* _What the task requires_: In the material below, list every line carrying the string "index".

[start Recorded information]

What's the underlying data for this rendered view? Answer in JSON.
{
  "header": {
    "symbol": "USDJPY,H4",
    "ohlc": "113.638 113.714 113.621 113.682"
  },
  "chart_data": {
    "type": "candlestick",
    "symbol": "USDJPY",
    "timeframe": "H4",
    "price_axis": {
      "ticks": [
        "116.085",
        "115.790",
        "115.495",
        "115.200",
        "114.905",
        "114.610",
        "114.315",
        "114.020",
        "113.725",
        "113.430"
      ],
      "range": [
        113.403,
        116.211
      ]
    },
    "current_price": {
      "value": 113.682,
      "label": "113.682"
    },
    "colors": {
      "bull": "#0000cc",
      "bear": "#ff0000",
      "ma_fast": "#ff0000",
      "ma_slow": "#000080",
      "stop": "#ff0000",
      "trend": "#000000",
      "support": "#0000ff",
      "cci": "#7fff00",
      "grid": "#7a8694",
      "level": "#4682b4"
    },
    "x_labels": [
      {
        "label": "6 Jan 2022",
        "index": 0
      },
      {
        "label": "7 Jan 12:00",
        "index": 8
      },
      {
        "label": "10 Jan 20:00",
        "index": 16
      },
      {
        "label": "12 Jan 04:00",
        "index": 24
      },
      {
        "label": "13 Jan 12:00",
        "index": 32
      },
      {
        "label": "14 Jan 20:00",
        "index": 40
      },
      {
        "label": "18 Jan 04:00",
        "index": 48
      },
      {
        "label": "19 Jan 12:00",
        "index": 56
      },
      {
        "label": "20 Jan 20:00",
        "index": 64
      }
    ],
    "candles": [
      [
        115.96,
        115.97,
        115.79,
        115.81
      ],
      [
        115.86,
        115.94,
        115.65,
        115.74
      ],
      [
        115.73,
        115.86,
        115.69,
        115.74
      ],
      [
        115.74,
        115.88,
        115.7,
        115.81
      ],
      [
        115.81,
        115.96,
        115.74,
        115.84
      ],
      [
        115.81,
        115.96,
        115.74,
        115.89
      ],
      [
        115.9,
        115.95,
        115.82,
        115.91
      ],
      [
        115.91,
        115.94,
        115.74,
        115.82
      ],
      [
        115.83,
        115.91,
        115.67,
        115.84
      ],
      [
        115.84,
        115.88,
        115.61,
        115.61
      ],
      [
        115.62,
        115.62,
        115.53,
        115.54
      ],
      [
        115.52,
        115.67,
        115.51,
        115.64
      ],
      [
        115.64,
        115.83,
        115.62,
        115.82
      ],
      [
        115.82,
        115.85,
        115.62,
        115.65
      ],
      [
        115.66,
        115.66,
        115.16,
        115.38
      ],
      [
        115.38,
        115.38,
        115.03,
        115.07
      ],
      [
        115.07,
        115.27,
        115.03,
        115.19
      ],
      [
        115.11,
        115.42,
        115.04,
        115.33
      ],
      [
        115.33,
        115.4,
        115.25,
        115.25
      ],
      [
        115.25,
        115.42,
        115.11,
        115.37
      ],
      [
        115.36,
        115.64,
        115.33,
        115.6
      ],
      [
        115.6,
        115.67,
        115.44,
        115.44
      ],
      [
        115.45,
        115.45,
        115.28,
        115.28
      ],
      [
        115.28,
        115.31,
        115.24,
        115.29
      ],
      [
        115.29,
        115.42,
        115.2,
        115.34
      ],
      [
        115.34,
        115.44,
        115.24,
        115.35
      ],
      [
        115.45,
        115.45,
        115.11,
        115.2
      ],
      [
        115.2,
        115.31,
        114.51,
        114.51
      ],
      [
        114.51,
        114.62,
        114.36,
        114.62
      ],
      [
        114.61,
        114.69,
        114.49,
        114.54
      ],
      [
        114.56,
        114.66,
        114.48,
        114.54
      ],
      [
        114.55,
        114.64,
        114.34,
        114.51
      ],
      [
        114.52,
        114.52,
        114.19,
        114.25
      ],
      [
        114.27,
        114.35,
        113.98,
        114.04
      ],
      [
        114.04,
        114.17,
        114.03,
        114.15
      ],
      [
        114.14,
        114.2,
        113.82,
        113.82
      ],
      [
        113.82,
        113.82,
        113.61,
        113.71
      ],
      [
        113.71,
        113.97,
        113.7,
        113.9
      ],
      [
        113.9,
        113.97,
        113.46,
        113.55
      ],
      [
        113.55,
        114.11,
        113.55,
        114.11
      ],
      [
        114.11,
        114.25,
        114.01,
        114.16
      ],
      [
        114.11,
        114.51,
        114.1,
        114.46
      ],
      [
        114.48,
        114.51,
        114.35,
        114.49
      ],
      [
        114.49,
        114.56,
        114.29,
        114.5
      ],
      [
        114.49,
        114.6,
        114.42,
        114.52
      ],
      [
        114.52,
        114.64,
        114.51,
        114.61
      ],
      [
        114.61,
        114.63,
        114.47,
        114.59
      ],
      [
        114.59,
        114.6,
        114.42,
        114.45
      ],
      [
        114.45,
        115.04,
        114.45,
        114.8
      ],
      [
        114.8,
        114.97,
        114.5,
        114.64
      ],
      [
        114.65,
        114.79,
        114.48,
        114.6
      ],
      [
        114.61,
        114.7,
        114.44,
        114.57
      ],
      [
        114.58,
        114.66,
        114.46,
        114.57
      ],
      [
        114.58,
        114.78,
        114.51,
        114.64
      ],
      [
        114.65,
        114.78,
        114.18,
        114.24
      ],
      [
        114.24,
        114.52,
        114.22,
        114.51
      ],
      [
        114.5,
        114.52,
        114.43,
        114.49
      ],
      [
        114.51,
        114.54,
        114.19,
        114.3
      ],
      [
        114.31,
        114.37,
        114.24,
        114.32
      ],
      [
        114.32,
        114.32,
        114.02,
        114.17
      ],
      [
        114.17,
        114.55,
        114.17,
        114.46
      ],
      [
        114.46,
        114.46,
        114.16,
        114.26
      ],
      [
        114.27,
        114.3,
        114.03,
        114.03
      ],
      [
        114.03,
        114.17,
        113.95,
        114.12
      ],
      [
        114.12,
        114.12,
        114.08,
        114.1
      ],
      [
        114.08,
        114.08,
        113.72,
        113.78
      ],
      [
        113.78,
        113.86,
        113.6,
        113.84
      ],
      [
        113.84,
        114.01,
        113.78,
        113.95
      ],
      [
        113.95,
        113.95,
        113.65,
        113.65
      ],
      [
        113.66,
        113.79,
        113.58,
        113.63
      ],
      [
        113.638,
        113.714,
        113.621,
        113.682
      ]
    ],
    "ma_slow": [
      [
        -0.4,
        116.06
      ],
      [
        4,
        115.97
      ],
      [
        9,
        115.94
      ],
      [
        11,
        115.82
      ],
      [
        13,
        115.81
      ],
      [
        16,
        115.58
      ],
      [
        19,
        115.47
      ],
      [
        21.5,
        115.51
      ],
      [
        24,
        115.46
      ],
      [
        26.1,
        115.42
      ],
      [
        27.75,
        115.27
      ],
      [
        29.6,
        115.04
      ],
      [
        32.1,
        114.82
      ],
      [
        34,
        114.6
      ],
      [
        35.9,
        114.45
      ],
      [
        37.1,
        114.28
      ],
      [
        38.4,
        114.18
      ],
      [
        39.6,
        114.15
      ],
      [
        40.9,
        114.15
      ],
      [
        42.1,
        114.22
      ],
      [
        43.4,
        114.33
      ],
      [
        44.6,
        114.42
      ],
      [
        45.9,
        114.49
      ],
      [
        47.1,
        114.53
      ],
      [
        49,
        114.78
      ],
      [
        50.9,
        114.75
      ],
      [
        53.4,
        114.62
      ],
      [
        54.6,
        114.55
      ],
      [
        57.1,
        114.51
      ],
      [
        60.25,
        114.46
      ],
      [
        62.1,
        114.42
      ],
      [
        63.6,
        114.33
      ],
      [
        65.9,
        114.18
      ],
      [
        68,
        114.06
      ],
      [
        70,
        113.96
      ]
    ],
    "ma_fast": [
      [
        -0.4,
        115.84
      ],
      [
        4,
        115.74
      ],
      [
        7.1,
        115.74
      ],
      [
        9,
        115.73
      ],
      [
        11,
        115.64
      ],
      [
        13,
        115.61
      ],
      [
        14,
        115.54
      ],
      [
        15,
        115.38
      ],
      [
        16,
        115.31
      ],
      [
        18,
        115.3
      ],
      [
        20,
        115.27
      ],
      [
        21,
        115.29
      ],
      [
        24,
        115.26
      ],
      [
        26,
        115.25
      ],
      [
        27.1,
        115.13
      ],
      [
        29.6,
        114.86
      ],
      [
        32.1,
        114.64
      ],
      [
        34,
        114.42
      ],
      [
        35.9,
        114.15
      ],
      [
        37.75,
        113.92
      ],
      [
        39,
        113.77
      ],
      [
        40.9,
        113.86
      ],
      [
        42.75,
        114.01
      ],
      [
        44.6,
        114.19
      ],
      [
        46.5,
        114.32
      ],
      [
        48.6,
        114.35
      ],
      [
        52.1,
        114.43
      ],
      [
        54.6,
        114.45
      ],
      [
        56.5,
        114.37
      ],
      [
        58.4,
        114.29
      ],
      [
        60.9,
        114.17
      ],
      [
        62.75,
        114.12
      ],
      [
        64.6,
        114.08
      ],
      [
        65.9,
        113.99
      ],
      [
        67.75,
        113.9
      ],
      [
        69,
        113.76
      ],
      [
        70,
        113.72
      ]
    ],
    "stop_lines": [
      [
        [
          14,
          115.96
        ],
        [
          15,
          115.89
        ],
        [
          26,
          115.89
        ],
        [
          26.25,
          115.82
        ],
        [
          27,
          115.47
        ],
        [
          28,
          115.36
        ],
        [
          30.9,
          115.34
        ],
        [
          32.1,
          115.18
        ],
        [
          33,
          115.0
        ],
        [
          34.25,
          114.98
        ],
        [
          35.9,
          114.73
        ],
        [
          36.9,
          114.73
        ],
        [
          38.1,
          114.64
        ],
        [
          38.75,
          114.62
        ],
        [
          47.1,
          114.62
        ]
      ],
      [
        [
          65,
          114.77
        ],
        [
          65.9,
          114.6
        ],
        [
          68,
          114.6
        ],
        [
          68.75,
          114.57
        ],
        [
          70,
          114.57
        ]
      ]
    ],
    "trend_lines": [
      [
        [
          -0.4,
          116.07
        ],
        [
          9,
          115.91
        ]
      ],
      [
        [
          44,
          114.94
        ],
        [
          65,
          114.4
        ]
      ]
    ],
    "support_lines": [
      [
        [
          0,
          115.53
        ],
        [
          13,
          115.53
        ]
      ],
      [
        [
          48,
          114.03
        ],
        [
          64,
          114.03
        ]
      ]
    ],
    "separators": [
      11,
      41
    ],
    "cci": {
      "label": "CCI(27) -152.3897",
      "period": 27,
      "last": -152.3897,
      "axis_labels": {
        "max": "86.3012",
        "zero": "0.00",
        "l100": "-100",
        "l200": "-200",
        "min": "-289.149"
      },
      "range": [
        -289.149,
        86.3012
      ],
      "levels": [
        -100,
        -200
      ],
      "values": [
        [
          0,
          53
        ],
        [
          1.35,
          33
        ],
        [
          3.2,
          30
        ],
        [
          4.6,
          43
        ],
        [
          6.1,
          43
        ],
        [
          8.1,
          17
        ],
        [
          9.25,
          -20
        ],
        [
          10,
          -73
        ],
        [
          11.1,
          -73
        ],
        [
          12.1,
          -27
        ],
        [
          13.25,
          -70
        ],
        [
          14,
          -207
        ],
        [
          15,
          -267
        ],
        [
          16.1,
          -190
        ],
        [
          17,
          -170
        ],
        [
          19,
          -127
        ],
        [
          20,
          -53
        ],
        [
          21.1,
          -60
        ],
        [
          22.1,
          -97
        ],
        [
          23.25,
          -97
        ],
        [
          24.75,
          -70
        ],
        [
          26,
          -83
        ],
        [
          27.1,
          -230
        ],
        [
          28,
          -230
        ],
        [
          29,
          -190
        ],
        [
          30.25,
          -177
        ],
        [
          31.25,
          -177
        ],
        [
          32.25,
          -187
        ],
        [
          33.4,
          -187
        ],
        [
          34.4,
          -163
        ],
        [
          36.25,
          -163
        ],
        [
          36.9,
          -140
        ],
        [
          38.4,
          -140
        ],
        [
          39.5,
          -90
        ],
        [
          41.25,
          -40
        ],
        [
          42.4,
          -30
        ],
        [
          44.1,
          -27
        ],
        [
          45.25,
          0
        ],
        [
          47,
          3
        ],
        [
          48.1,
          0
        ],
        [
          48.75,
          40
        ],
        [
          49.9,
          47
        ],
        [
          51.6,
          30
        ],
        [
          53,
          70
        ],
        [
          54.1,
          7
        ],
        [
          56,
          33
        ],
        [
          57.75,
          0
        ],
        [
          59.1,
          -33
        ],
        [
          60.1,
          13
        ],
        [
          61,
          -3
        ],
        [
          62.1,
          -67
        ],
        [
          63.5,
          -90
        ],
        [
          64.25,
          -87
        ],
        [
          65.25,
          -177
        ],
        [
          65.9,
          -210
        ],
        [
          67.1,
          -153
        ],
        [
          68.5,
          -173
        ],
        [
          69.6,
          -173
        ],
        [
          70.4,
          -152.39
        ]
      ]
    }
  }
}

[end Recorded information]

* _Solution to this problem_:
        "index": 0
        "index": 8
        "index": 16
        "index": 24
        "index": 32
        "index": 40
        "index": 48
        "index": 56
        "index": 64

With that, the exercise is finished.